__Exercise goal__
Only lines with the string "color" matter here; gather them from the material below.

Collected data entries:
· · · · · · ·

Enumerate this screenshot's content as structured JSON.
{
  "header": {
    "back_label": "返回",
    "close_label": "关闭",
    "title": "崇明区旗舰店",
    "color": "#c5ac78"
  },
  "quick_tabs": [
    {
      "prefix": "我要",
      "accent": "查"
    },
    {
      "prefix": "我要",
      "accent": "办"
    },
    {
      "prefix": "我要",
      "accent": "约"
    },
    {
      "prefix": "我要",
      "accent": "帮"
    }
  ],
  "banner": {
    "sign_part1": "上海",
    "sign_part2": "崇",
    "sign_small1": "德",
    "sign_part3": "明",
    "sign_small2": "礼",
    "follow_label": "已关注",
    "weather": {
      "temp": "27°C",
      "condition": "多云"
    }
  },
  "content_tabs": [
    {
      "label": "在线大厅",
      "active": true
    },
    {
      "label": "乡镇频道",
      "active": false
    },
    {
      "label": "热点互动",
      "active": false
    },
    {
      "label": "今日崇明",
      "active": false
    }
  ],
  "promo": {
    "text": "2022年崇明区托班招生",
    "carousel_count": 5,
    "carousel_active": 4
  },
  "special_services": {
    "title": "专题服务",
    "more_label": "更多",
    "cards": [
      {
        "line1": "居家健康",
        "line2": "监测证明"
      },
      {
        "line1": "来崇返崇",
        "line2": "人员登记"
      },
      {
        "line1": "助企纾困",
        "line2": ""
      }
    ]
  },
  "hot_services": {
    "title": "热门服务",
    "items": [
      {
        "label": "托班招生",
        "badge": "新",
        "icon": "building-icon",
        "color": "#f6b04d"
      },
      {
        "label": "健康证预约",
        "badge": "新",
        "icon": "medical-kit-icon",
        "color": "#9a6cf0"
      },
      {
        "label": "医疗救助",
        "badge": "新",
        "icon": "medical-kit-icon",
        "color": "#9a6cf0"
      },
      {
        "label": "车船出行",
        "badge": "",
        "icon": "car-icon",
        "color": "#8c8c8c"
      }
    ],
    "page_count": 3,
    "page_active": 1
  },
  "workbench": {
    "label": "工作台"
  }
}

· · · · · · ·

__Full response__
    "color": "#c5ac78"
        "color": "#f6b04d"
        "color": "#9a6cf0"
        "color": "#9a6cf0"
        "color": "#8c8c8c"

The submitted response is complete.